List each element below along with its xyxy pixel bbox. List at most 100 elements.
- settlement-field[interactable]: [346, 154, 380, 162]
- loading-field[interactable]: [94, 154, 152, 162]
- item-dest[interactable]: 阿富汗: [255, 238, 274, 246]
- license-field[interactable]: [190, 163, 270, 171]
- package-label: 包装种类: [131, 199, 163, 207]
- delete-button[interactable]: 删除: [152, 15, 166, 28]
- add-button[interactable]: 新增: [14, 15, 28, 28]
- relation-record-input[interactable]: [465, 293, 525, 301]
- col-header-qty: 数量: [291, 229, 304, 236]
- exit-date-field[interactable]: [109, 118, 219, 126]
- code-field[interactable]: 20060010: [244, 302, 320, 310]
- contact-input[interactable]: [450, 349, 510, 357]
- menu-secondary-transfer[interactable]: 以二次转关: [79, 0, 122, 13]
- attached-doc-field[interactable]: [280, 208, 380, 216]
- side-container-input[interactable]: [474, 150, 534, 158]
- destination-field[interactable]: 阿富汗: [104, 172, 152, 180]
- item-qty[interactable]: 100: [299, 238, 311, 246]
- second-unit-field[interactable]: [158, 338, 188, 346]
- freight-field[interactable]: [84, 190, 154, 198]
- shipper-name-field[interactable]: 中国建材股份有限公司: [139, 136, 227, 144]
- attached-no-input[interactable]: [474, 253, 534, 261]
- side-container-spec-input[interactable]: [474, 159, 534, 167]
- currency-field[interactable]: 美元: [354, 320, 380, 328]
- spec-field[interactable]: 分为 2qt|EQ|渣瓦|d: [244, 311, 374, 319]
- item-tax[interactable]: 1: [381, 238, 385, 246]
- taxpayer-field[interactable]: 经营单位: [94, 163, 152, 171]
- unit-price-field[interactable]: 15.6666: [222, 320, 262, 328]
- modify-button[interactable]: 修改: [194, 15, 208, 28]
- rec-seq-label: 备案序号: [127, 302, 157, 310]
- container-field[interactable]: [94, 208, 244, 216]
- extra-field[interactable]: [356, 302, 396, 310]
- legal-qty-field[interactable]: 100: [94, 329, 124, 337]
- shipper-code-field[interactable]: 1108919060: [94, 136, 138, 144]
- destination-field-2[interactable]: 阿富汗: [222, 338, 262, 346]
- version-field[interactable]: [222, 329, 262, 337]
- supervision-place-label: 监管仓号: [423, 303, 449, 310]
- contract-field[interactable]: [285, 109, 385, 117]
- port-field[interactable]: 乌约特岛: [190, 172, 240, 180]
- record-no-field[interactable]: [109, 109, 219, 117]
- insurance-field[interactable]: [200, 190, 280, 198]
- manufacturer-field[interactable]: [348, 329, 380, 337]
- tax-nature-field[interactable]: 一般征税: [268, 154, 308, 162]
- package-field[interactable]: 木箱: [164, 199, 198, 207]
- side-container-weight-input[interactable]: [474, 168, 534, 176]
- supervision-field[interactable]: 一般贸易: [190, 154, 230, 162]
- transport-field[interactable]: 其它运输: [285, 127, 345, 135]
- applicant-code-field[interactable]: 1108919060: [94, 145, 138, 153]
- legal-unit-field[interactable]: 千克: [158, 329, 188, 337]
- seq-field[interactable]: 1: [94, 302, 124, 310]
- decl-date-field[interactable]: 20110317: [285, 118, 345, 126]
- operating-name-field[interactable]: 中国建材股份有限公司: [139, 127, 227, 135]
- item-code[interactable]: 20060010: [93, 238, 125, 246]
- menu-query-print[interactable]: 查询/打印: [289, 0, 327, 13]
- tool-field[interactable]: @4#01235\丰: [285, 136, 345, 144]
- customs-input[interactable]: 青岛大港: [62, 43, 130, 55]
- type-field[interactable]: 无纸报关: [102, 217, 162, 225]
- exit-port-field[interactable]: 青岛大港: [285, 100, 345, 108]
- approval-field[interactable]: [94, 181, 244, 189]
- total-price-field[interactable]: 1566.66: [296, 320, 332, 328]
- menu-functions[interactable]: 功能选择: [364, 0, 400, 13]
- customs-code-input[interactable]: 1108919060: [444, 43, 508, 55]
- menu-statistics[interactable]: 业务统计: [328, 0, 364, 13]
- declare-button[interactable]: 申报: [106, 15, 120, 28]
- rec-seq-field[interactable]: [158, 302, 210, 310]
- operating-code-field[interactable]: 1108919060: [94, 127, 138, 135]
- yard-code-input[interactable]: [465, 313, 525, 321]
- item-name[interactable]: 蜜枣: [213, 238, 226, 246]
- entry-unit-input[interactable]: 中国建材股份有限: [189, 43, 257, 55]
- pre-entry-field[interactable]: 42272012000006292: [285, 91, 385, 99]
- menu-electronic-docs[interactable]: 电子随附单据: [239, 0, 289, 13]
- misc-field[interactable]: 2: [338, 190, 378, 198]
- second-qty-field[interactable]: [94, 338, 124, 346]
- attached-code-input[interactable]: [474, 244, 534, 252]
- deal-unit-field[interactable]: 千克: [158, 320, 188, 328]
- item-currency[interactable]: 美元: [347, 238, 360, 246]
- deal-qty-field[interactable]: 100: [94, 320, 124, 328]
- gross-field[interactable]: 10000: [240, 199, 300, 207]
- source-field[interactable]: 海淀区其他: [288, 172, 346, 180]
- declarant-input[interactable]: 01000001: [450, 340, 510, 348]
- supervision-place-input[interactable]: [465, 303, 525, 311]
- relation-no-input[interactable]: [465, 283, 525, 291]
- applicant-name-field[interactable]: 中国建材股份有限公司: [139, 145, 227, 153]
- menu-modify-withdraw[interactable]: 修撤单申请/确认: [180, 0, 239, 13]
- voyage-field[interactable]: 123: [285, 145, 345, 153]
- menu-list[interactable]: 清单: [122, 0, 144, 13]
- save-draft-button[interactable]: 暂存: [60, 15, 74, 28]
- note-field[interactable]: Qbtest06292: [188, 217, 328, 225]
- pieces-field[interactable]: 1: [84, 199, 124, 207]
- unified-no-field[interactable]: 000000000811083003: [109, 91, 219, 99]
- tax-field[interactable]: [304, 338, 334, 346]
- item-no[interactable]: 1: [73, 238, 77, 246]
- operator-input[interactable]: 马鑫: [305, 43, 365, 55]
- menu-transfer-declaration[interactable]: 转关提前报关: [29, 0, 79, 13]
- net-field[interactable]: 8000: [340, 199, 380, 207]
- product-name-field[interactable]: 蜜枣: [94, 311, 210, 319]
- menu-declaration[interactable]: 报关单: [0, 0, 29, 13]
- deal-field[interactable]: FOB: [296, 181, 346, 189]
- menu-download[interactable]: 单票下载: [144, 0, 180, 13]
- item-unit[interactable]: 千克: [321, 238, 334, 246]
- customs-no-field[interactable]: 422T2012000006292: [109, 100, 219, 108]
---
* [YOUR INSTRUCTIONS]
Copy out the rows above, from the very first line through the line that contains "- code-field[interactable]: 20060010: [244, 302, 320, 310]", including both ends.

* [CORRECT RESPONSE]
List each element below along with its xyxy pixel bbox. List at most 100 elements.
- settlement-field[interactable]: [346, 154, 380, 162]
- loading-field[interactable]: [94, 154, 152, 162]
- item-dest[interactable]: 阿富汗: [255, 238, 274, 246]
- license-field[interactable]: [190, 163, 270, 171]
- package-label: 包装种类: [131, 199, 163, 207]
- delete-button[interactable]: 删除: [152, 15, 166, 28]
- add-button[interactable]: 新增: [14, 15, 28, 28]
- relation-record-input[interactable]: [465, 293, 525, 301]
- col-header-qty: 数量: [291, 229, 304, 236]
- exit-date-field[interactable]: [109, 118, 219, 126]
- code-field[interactable]: 20060010: [244, 302, 320, 310]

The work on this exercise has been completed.